* **Work to complete**: Retype the listing that follows, word for word.

* **Extracted information**:
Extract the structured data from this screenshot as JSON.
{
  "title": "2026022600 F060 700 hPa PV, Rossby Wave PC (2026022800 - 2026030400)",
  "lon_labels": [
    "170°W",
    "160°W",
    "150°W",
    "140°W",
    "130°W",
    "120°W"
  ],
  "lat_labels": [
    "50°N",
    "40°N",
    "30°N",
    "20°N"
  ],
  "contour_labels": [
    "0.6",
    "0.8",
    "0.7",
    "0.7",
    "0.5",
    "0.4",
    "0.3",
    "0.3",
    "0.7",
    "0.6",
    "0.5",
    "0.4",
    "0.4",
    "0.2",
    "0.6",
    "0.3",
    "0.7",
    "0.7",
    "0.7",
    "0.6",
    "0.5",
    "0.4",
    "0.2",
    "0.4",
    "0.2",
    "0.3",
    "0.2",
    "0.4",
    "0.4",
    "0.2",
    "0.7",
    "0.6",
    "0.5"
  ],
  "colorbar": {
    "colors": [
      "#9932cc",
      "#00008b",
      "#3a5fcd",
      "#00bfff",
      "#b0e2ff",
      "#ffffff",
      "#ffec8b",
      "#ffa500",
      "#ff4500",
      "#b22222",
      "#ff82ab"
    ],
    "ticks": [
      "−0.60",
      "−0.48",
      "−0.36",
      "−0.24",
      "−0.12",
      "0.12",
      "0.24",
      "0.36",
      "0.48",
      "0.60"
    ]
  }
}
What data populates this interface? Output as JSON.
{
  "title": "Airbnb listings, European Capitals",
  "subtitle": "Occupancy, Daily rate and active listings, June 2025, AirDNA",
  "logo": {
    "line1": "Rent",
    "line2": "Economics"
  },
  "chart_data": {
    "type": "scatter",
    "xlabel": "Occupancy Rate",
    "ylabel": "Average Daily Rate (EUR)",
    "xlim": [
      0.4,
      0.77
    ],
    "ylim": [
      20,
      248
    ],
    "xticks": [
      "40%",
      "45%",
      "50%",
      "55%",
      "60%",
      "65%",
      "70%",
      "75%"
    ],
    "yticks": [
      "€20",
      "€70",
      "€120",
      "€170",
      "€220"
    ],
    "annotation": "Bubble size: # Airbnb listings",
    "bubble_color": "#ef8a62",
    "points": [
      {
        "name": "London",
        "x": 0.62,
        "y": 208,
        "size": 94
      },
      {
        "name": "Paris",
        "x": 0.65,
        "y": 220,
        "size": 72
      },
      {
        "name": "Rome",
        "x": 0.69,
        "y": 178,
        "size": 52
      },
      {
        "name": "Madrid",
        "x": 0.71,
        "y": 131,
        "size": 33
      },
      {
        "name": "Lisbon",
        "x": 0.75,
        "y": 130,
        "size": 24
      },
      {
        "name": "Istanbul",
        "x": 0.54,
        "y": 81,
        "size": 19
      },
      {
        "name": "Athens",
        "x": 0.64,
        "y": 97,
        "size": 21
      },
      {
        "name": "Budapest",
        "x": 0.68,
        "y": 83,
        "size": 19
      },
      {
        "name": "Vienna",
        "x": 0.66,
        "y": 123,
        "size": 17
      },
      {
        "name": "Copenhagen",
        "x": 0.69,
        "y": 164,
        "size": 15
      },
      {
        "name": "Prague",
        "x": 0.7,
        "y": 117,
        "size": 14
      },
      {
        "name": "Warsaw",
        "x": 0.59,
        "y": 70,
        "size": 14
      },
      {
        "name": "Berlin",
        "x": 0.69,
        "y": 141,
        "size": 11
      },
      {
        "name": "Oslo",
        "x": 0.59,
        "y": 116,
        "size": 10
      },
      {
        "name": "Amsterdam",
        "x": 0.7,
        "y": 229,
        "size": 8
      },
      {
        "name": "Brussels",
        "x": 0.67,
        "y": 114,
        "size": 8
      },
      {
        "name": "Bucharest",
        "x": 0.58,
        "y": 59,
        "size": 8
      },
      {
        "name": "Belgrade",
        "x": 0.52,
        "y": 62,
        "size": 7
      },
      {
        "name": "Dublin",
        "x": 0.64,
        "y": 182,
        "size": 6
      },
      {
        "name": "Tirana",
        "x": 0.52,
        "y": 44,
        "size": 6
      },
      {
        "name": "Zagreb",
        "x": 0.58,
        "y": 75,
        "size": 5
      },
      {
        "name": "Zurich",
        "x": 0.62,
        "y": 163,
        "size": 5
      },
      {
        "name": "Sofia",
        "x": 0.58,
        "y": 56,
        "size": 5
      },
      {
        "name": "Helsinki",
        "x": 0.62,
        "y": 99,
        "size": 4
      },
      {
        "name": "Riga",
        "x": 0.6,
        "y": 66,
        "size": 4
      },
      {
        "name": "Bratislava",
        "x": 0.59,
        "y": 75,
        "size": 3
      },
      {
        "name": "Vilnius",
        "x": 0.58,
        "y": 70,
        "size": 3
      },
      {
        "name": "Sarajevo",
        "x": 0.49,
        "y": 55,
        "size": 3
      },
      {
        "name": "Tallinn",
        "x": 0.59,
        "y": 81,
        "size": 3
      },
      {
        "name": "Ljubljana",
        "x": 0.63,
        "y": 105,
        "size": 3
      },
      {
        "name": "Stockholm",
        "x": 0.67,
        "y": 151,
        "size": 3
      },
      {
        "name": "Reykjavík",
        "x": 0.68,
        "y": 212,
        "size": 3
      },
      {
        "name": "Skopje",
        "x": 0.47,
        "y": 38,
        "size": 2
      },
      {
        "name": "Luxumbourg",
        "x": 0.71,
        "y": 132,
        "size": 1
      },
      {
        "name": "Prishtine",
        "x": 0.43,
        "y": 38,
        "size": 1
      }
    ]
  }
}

* **Task result**:
Extract the structured data from this screenshot as JSON.
{
  "title": "2026022600 F060 700 hPa PV, Rossby Wave PC (2026022800 - 2026030400)",
  "lon_labels": [
    "170°W",
    "160°W",
    "150°W",
    "140°W",
    "130°W",
    "120°W"
  ],
  "lat_labels": [
    "50°N",
    "40°N",
    "30°N",
    "20°N"
  ],
  "contour_labels": [
    "0.6",
    "0.8",
    "0.7",
    "0.7",
    "0.5",
    "0.4",
    "0.3",
    "0.3",
    "0.7",
    "0.6",
    "0.5",
    "0.4",
    "0.4",
    "0.2",
    "0.6",
    "0.3",
    "0.7",
    "0.7",
    "0.7",
    "0.6",
    "0.5",
    "0.4",
    "0.2",
    "0.4",
    "0.2",
    "0.3",
    "0.2",
    "0.4",
    "0.4",
    "0.2",
    "0.7",
    "0.6",
    "0.5"
  ],
  "colorbar": {
    "colors": [
      "#9932cc",
      "#00008b",
      "#3a5fcd",
      "#00bfff",
      "#b0e2ff",
      "#ffffff",
      "#ffec8b",
      "#ffa500",
      "#ff4500",
      "#b22222",
      "#ff82ab"
    ],
    "ticks": [
      "−0.60",
      "−0.48",
      "−0.36",
      "−0.24",
      "−0.12",
      "0.12",
      "0.24",
      "0.36",
      "0.48",
      "0.60"
    ]
  }
}
What data populates this interface? Output as JSON.
{
  "title": "Airbnb listings, European Capitals",
  "subtitle": "Occupancy, Daily rate and active listings, June 2025, AirDNA",
  "logo": {
    "line1": "Rent",
    "line2": "Economics"
  },
  "chart_data": {
    "type": "scatter",
    "xlabel": "Occupancy Rate",
    "ylabel": "Average Daily Rate (EUR)",
    "xlim": [
      0.4,
      0.77
    ],
    "ylim": [
      20,
      248
    ],
    "xticks": [
      "40%",
      "45%",
      "50%",
      "55%",
      "60%",
      "65%",
      "70%",
      "75%"
    ],
    "yticks": [
      "€20",
      "€70",
      "€120",
      "€170",
      "€220"
    ],
    "annotation": "Bubble size: # Airbnb listings",
    "bubble_color": "#ef8a62",
    "points": [
      {
        "name": "London",
        "x": 0.62,
        "y": 208,
        "size": 94
      },
      {
        "name": "Paris",
        "x": 0.65,
        "y": 220,
        "size": 72
      },
      {
        "name": "Rome",
        "x": 0.69,
        "y": 178,
        "size": 52
      },
      {
        "name": "Madrid",
        "x": 0.71,
        "y": 131,
        "size": 33
      },
      {
        "name": "Lisbon",
        "x": 0.75,
        "y": 130,
        "size": 24
      },
      {
        "name": "Istanbul",
        "x": 0.54,
        "y": 81,
        "size": 19
      },
      {
        "name": "Athens",
        "x": 0.64,
        "y": 97,
        "size": 21
      },
      {
        "name": "Budapest",
        "x": 0.68,
        "y": 83,
        "size": 19
      },
      {
        "name": "Vienna",
        "x": 0.66,
        "y": 123,
        "size": 17
      },
      {
        "name": "Copenhagen",
        "x": 0.69,
        "y": 164,
        "size": 15
      },
      {
        "name": "Prague",
        "x": 0.7,
        "y": 117,
        "size": 14
      },
      {
        "name": "Warsaw",
        "x": 0.59,
        "y": 70,
        "size": 14
      },
      {
        "name": "Berlin",
        "x": 0.69,
        "y": 141,
        "size": 11
      },
      {
        "name": "Oslo",
        "x": 0.59,
        "y": 116,
        "size": 10
      },
      {
        "name": "Amsterdam",
        "x": 0.7,
        "y": 229,
        "size": 8
      },
      {
        "name": "Brussels",
        "x": 0.67,
        "y": 114,
        "size": 8
      },
      {
        "name": "Bucharest",
        "x": 0.58,
        "y": 59,
        "size": 8
      },
      {
        "name": "Belgrade",
        "x": 0.52,
        "y": 62,
        "size": 7
      },
      {
        "name": "Dublin",
        "x": 0.64,
        "y": 182,
        "size": 6
      },
      {
        "name": "Tirana",
        "x": 0.52,
        "y": 44,
        "size": 6
      },
      {
        "name": "Zagreb",
        "x": 0.58,
        "y": 75,
        "size": 5
      },
      {
        "name": "Zurich",
        "x": 0.62,
        "y": 163,
        "size": 5
      },
      {
        "name": "Sofia",
        "x": 0.58,
        "y": 56,
        "size": 5
      },
      {
        "name": "Helsinki",
        "x": 0.62,
        "y": 99,
        "size": 4
      },
      {
        "name": "Riga",
        "x": 0.6,
        "y": 66,
        "size": 4
      },
      {
        "name": "Bratislava",
        "x": 0.59,
        "y": 75,
        "size": 3
      },
      {
        "name": "Vilnius",
        "x": 0.58,
        "y": 70,
        "size": 3
      },
      {
        "name": "Sarajevo",
        "x": 0.49,
        "y": 55,
        "size": 3
      },
      {
        "name": "Tallinn",
        "x": 0.59,
        "y": 81,
        "size": 3
      },
      {
        "name": "Ljubljana",
        "x": 0.63,
        "y": 105,
        "size": 3
      },
      {
        "name": "Stockholm",
        "x": 0.67,
        "y": 151,
        "size": 3
      },
      {
        "name": "Reykjavík",
        "x": 0.68,
        "y": 212,
        "size": 3
      },
      {
        "name": "Skopje",
        "x": 0.47,
        "y": 38,
        "size": 2
      },
      {
        "name": "Luxumbourg",
        "x": 0.71,
        "y": 132,
        "size": 1
      },
      {
        "name": "Prishtine",
        "x": 0.43,
        "y": 38,
        "size": 1
      }
    ]
  }
}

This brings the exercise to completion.